WORK INSTRUCTIONS |
Report every line in the listing below where the string "Сахалинской" shows up.

STORED ROWS |
** start **
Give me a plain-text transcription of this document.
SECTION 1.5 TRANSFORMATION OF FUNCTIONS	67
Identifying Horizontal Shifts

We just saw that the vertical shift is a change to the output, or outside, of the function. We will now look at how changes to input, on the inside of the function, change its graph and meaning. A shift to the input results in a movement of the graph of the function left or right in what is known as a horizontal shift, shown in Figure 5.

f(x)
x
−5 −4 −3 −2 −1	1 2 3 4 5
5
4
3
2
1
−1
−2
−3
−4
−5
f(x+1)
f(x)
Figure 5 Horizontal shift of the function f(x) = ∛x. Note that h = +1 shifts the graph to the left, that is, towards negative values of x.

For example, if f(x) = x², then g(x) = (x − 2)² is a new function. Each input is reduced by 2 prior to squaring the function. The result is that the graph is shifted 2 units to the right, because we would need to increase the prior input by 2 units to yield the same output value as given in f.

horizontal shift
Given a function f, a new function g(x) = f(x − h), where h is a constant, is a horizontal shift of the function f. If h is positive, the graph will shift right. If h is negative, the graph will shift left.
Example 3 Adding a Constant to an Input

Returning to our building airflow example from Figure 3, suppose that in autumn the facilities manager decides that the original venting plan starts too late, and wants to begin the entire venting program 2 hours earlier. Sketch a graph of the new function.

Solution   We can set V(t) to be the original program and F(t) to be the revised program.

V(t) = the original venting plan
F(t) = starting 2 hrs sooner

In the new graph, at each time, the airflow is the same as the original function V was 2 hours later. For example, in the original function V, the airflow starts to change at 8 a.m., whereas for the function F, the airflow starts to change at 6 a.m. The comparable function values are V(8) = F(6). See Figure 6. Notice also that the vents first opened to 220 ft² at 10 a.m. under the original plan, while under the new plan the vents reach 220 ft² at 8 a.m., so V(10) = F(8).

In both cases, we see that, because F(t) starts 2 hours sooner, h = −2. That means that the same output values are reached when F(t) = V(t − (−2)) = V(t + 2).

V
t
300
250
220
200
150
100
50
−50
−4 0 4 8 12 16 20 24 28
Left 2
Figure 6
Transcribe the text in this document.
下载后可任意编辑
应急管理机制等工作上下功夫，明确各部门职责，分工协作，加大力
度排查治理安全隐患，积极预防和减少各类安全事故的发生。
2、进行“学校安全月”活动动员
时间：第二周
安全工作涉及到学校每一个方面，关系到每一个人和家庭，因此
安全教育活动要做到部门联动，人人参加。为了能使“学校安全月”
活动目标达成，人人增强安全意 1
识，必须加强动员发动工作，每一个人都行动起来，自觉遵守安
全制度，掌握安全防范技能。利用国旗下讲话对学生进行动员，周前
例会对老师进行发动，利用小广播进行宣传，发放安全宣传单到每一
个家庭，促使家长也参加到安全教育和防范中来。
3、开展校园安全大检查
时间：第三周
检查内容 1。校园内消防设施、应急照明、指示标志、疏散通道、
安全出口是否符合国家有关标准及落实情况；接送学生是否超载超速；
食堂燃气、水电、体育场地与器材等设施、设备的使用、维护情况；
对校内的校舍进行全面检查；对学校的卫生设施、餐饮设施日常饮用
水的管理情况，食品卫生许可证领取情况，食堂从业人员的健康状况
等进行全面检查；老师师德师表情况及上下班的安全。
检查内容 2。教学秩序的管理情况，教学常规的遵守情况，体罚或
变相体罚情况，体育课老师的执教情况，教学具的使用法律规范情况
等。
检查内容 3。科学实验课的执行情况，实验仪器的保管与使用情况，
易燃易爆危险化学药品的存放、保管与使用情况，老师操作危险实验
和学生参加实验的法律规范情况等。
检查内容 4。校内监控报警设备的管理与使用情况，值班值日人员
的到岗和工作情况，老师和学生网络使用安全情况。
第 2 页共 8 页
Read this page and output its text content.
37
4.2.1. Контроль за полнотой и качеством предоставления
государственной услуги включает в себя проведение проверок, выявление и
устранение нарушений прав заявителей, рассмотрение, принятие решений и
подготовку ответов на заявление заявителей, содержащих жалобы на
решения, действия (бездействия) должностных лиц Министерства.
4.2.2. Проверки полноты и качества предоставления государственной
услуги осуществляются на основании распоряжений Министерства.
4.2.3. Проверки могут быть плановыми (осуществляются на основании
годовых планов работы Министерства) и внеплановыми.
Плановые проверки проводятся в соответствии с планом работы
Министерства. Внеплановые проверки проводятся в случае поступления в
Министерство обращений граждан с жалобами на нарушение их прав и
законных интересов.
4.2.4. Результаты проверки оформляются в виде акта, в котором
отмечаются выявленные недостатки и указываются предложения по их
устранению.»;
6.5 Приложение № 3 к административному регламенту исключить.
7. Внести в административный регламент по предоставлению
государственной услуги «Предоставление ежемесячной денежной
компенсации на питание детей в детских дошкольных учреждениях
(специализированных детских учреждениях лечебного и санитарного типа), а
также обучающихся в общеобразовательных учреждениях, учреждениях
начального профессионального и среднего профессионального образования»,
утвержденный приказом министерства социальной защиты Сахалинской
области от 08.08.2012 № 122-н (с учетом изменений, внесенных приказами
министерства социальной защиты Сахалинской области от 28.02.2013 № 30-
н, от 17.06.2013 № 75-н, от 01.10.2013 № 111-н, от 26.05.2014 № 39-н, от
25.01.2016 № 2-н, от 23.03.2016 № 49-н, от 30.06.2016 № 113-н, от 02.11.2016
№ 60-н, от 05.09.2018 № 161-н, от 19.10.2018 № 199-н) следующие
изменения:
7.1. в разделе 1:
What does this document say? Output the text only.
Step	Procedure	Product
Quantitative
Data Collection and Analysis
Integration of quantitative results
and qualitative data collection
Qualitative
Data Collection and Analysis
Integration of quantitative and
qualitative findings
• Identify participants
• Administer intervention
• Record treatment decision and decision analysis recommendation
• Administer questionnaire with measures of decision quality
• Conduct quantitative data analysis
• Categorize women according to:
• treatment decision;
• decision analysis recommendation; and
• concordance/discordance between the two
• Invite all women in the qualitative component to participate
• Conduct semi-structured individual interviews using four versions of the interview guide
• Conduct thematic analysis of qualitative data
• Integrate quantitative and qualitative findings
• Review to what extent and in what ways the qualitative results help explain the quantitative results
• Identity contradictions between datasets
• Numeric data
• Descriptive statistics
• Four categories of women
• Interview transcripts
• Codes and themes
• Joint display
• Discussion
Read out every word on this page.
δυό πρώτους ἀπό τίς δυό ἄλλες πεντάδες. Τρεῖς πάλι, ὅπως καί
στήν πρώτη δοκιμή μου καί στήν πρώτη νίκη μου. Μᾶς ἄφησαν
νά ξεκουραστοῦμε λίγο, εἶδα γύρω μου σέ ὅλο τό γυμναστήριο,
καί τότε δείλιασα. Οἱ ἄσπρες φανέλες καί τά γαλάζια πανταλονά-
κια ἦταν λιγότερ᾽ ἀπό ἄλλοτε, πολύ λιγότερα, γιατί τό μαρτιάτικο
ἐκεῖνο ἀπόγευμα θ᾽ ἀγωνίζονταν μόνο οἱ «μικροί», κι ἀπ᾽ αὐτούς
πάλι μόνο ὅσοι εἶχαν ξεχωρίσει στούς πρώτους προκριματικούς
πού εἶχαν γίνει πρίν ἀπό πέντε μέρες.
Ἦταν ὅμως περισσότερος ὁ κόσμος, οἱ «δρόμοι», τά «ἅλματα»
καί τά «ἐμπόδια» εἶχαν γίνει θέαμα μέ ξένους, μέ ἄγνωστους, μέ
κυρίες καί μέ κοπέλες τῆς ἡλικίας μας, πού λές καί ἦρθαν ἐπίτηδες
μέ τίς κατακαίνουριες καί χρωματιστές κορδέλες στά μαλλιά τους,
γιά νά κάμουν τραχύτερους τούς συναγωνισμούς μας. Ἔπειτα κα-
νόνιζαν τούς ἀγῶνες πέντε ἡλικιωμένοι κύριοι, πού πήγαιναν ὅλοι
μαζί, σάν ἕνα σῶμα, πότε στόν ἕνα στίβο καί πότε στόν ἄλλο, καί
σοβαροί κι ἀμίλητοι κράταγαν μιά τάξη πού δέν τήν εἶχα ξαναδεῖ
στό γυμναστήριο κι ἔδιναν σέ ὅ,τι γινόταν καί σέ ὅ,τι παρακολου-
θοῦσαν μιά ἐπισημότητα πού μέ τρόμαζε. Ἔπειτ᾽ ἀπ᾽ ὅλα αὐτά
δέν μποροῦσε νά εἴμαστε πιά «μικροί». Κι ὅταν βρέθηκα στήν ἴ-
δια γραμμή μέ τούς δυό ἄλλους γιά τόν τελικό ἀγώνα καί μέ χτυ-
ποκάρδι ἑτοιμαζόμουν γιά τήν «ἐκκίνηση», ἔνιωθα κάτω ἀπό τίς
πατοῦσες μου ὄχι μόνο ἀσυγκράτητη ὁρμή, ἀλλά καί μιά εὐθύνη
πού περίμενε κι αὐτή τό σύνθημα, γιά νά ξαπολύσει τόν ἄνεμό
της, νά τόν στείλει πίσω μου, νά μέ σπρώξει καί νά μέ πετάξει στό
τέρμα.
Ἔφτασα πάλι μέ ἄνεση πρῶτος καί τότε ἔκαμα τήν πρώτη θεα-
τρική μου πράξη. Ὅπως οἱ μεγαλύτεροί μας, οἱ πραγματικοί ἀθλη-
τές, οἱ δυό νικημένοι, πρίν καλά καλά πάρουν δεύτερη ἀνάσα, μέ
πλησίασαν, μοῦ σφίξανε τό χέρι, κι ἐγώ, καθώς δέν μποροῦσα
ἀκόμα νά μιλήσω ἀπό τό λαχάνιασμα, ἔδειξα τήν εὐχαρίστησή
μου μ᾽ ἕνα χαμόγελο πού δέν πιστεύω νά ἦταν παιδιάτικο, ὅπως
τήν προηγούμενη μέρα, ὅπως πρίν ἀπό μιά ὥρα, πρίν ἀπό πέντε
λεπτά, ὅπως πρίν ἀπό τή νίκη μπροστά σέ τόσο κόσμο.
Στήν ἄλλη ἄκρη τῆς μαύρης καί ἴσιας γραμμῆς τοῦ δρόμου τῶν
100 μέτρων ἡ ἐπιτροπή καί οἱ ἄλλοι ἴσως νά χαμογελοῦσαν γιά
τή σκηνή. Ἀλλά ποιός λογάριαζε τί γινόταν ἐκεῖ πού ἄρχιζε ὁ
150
** end **
WRITTEN ANSWER |
утвержденный приказом министерства социальной защиты Сахалинской
министерства социальной защиты Сахалинской области от 28.02.2013 № 30-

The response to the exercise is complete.